### INPUT RECORDS
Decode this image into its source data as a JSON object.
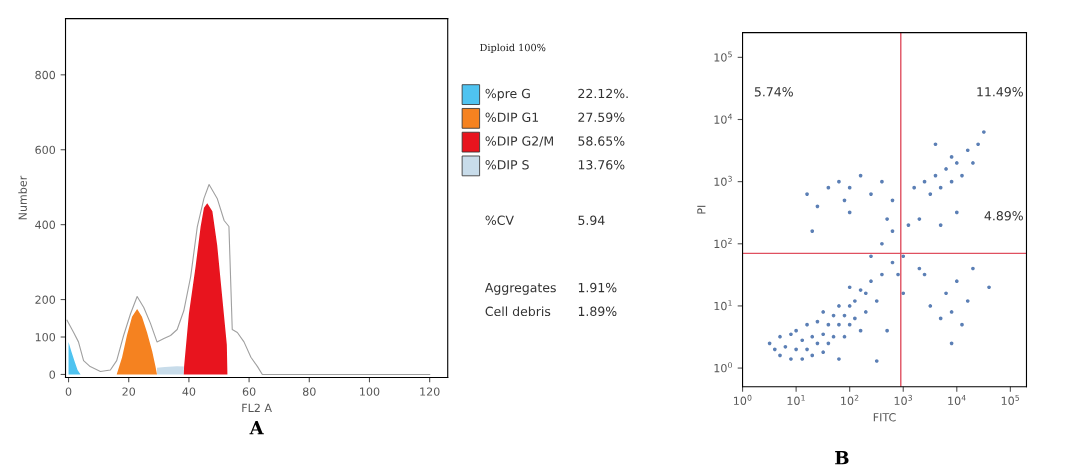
{
  "chart_data": [
    {
      "type": "area",
      "xlabel": "FL2 A",
      "ylabel": "Number",
      "xlim": [
        -1,
        126
      ],
      "ylim": [
        -8,
        950
      ],
      "xticks": [
        0,
        20,
        40,
        60,
        80,
        100,
        120
      ],
      "yticks": [
        0,
        100,
        200,
        400,
        600,
        800
      ],
      "grid": false,
      "annotations": [
        "A"
      ],
      "series": [
        {
          "type": "area",
          "color": "#c8dcea",
          "x": [
            29.4,
            32,
            36,
            38.3
          ],
          "values": [
            18,
            20,
            22,
            21
          ]
        },
        {
          "type": "area",
          "color": "#4fc3f0",
          "x": [
            0,
            1,
            2,
            3,
            4
          ],
          "values": [
            87,
            60,
            35,
            12,
            0
          ]
        },
        {
          "type": "area",
          "color": "#f58220",
          "x": [
            16,
            17.8,
            19.4,
            21.1,
            22.8,
            24.4,
            26.1,
            27.8,
            28.9,
            29.4
          ],
          "values": [
            0,
            46,
            104,
            154,
            175,
            154,
            112,
            62,
            21,
            0
          ]
        },
        {
          "type": "area",
          "color": "#e8141e",
          "x": [
            38.3,
            38.4,
            40,
            42.2,
            43.9,
            45,
            46.1,
            47.8,
            49.4,
            51.1,
            52.6,
            52.8
          ],
          "values": [
            0,
            21,
            162,
            287,
            395,
            445,
            457,
            436,
            345,
            204,
            79,
            0
          ]
        },
        {
          "type": "line",
          "color": "#a0a0a0",
          "x": [
            -0.5,
            1.7,
            3.3,
            5,
            7.2,
            10.6,
            13.9,
            16,
            18.3,
            20.6,
            22.8,
            25,
            27.2,
            29.4,
            31.7,
            33.9,
            36.1,
            38.3,
            40.6,
            42.8,
            45,
            46.7,
            49.4,
            51.7,
            53.3,
            54.4,
            56.1,
            58.3,
            60.6,
            62.8,
            64.4,
            120
          ],
          "values": [
            145,
            112,
            87,
            37,
            21,
            8,
            12,
            37,
            104,
            162,
            208,
            179,
            137,
            87,
            96,
            104,
            120,
            170,
            262,
            395,
            470,
            507,
            470,
            411,
            395,
            120,
            112,
            87,
            46,
            21,
            0,
            0
          ]
        }
      ]
    },
    {
      "type": "other",
      "title": "Diploid 100%",
      "categories": [
        "%pre G",
        "%DIP G1",
        "%DIP G2/M",
        "%DIP S"
      ],
      "value_labels": [
        "22.12%.",
        "27.59%",
        "58.65%",
        "13.76%"
      ],
      "colors": [
        "#4fc3f0",
        "#f58220",
        "#e8141e",
        "#c8dcea"
      ],
      "annotations": [
        "%CV",
        "5.94",
        "Aggregates",
        "1.91%",
        "Cell debris",
        "1.89%"
      ]
    },
    {
      "type": "scatter",
      "xlabel": "FITC",
      "ylabel": "PI",
      "log": "xy",
      "xlim": [
        1,
        200000
      ],
      "ylim": [
        0.5,
        250000
      ],
      "xticks": [
        {
          "value": 1,
          "label": "10$^{0}$"
        },
        {
          "value": 10,
          "label": "10$^{1}$"
        },
        {
          "value": 100,
          "label": "10$^{2}$"
        },
        {
          "value": 1000,
          "label": "10$^{3}$"
        },
        {
          "value": 10000,
          "label": "10$^{4}$"
        },
        {
          "value": 100000,
          "label": "10$^{5}$"
        }
      ],
      "yticks": [
        {
          "value": 1,
          "label": "10$^{0}$"
        },
        {
          "value": 10,
          "label": "10$^{1}$"
        },
        {
          "value": 100,
          "label": "10$^{2}$"
        },
        {
          "value": 1000,
          "label": "10$^{3}$"
        },
        {
          "value": 10000,
          "label": "10$^{4}$"
        },
        {
          "value": 100000,
          "label": "10$^{5}$"
        }
      ],
      "grid": false,
      "marker": "circle",
      "ref_lines": [
        {
          "axis": "x",
          "value": 900,
          "color": "#e05060"
        },
        {
          "axis": "y",
          "value": 70,
          "color": "#e05060"
        }
      ],
      "annotations": [
        "5.74%",
        "11.49%",
        "4.89%",
        "B"
      ],
      "series": [
        {
          "color": "#5b7fb5",
          "x": [
            4,
            5,
            5,
            6.3,
            8,
            8,
            10,
            10,
            13,
            13,
            16,
            16,
            20,
            20,
            25,
            25,
            32,
            32,
            40,
            40,
            50,
            50,
            63,
            63,
            80,
            80,
            100,
            100,
            125,
            125,
            160,
            160,
            200,
            200,
            250,
            320,
            400,
            500,
            630,
            320,
            63,
            3.2,
            32,
            100,
            250,
            400,
            630,
            800,
            1000,
            1250,
            1000,
            500,
            16,
            25,
            40,
            63,
            80,
            100,
            160,
            250,
            400,
            630,
            20,
            100,
            1600,
            2500,
            3200,
            4000,
            5000,
            6300,
            8000,
            10000,
            12500,
            16000,
            20000,
            25000,
            4000,
            10000,
            5000,
            32000,
            2000,
            8000,
            2000,
            3200,
            5000,
            6300,
            8000,
            10000,
            12500,
            16000,
            20000,
            8000,
            40000,
            2500
          ],
          "values": [
            2,
            1.6,
            3.2,
            2.2,
            1.4,
            3.5,
            2,
            4,
            1.4,
            2.8,
            2,
            5,
            3.2,
            1.6,
            2.5,
            5.6,
            3.5,
            1.8,
            5,
            2.5,
            7,
            3.2,
            5,
            10,
            7,
            3.2,
            10,
            5,
            12,
            6.3,
            18,
            4,
            16,
            8,
            25,
            12,
            32,
            4,
            50,
            1.3,
            1.4,
            2.5,
            8,
            20,
            63,
            100,
            160,
            32,
            63,
            200,
            16,
            250,
            630,
            400,
            800,
            1000,
            500,
            800,
            1250,
            630,
            1000,
            500,
            160,
            320,
            800,
            1000,
            630,
            1250,
            800,
            1600,
            1000,
            2000,
            1250,
            3200,
            2000,
            4000,
            4000,
            320,
            200,
            6300,
            250,
            2500,
            40,
            10,
            6.3,
            16,
            8,
            25,
            5,
            12,
            40,
            2.5,
            20,
            32
          ]
        }
      ]
    }
  ]
}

### PROBLEM
Return all the entries word for word, but omit any pictures they contain.

### OUTPUT FOR THIS EXERCISE
Decode this image into its source data as a JSON object.
{
  "chart_data": [
    {
      "type": "area",
      "xlabel": "FL2 A",
      "ylabel": "Number",
      "xlim": [
        -1,
        126
      ],
      "ylim": [
        -8,
        950
      ],
      "xticks": [
        0,
        20,
        40,
        60,
        80,
        100,
        120
      ],
      "yticks": [
        0,
        100,
        200,
        400,
        600,
        800
      ],
      "grid": false,
      "annotations": [
        "A"
      ],
      "series": [
        {
          "type": "area",
          "color": "#c8dcea",
          "x": [
            29.4,
            32,
            36,
            38.3
          ],
          "values": [
            18,
            20,
            22,
            21
          ]
        },
        {
          "type": "area",
          "color": "#4fc3f0",
          "x": [
            0,
            1,
            2,
            3,
            4
          ],
          "values": [
            87,
            60,
            35,
            12,
            0
          ]
        },
        {
          "type": "area",
          "color": "#f58220",
          "x": [
            16,
            17.8,
            19.4,
            21.1,
            22.8,
            24.4,
            26.1,
            27.8,
            28.9,
            29.4
          ],
          "values": [
            0,
            46,
            104,
            154,
            175,
            154,
            112,
            62,
            21,
            0
          ]
        },
        {
          "type": "area",
          "color": "#e8141e",
          "x": [
            38.3,
            38.4,
            40,
            42.2,
            43.9,
            45,
            46.1,
            47.8,
            49.4,
            51.1,
            52.6,
            52.8
          ],
          "values": [
            0,
            21,
            162,
            287,
            395,
            445,
            457,
            436,
            345,
            204,
            79,
            0
          ]
        },
        {
          "type": "line",
          "color": "#a0a0a0",
          "x": [
            -0.5,
            1.7,
            3.3,
            5,
            7.2,
            10.6,
            13.9,
            16,
            18.3,
            20.6,
            22.8,
            25,
            27.2,
            29.4,
            31.7,
            33.9,
            36.1,
            38.3,
            40.6,
            42.8,
            45,
            46.7,
            49.4,
            51.7,
            53.3,
            54.4,
            56.1,
            58.3,
            60.6,
            62.8,
            64.4,
            120
          ],
          "values": [
            145,
            112,
            87,
            37,
            21,
            8,
            12,
            37,
            104,
            162,
            208,
            179,
            137,
            87,
            96,
            104,
            120,
            170,
            262,
            395,
            470,
            507,
            470,
            411,
            395,
            120,
            112,
            87,
            46,
            21,
            0,
            0
          ]
        }
      ]
    },
    {
      "type": "other",
      "title": "Diploid 100%",
      "categories": [
        "%pre G",
        "%DIP G1",
        "%DIP G2/M",
        "%DIP S"
      ],
      "value_labels": [
        "22.12%.",
        "27.59%",
        "58.65%",
        "13.76%"
      ],
      "colors": [
        "#4fc3f0",
        "#f58220",
        "#e8141e",
        "#c8dcea"
      ],
      "annotations": [
        "%CV",
        "5.94",
        "Aggregates",
        "1.91%",
        "Cell debris",
        "1.89%"
      ]
    },
    {
      "type": "scatter",
      "xlabel": "FITC",
      "ylabel": "PI",
      "log": "xy",
      "xlim": [
        1,
        200000
      ],
      "ylim": [
        0.5,
        250000
      ],
      "xticks": [
        {
          "value": 1,
          "label": "10$^{0}$"
        },
        {
          "value": 10,
          "label": "10$^{1}$"
        },
        {
          "value": 100,
          "label": "10$^{2}$"
        },
        {
          "value": 1000,
          "label": "10$^{3}$"
        },
        {
          "value": 10000,
          "label": "10$^{4}$"
        },
        {
          "value": 100000,
          "label": "10$^{5}$"
        }
      ],
      "yticks": [
        {
          "value": 1,
          "label": "10$^{0}$"
        },
        {
          "value": 10,
          "label": "10$^{1}$"
        },
        {
          "value": 100,
          "label": "10$^{2}$"
        },
        {
          "value": 1000,
          "label": "10$^{3}$"
        },
        {
          "value": 10000,
          "label": "10$^{4}$"
        },
        {
          "value": 100000,
          "label": "10$^{5}$"
        }
      ],
      "grid": false,
      "marker": "circle",
      "ref_lines": [
        {
          "axis": "x",
          "value": 900,
          "color": "#e05060"
        },
        {
          "axis": "y",
          "value": 70,
          "color": "#e05060"
        }
      ],
      "annotations": [
        "5.74%",
        "11.49%",
        "4.89%",
        "B"
      ],
      "series": [
        {
          "color": "#5b7fb5",
          "x": [
            4,
            5,
            5,
            6.3,
            8,
            8,
            10,
            10,
            13,
            13,
            16,
            16,
            20,
            20,
            25,
            25,
            32,
            32,
            40,
            40,
            50,
            50,
            63,
            63,
            80,
            80,
            100,
            100,
            125,
            125,
            160,
            160,
            200,
            200,
            250,
            320,
            400,
            500,
            630,
            320,
            63,
            3.2,
            32,
            100,
            250,
            400,
            630,
            800,
            1000,
            1250,
            1000,
            500,
            16,
            25,
            40,
            63,
            80,
            100,
            160,
            250,
            400,
            630,
            20,
            100,
            1600,
            2500,
            3200,
            4000,
            5000,
            6300,
            8000,
            10000,
            12500,
            16000,
            20000,
            25000,
            4000,
            10000,
            5000,
            32000,
            2000,
            8000,
            2000,
            3200,
            5000,
            6300,
            8000,
            10000,
            12500,
            16000,
            20000,
            8000,
            40000,
            2500
          ],
          "values": [
            2,
            1.6,
            3.2,
            2.2,
            1.4,
            3.5,
            2,
            4,
            1.4,
            2.8,
            2,
            5,
            3.2,
            1.6,
            2.5,
            5.6,
            3.5,
            1.8,
            5,
            2.5,
            7,
            3.2,
            5,
            10,
            7,
            3.2,
            10,
            5,
            12,
            6.3,
            18,
            4,
            16,
            8,
            25,
            12,
            32,
            4,
            50,
            1.3,
            1.4,
            2.5,
            8,
            20,
            63,
            100,
            160,
            32,
            63,
            200,
            16,
            250,
            630,
            400,
            800,
            1000,
            500,
            800,
            1250,
            630,
            1000,
            500,
            160,
            320,
            800,
            1000,
            630,
            1250,
            800,
            1600,
            1000,
            2000,
            1250,
            3200,
            2000,
            4000,
            4000,
            320,
            200,
            6300,
            250,
            2500,
            40,
            10,
            6.3,
            16,
            8,
            25,
            5,
            12,
            40,
            2.5,
            20,
            32
          ]
        }
      ]
    }
  ]
}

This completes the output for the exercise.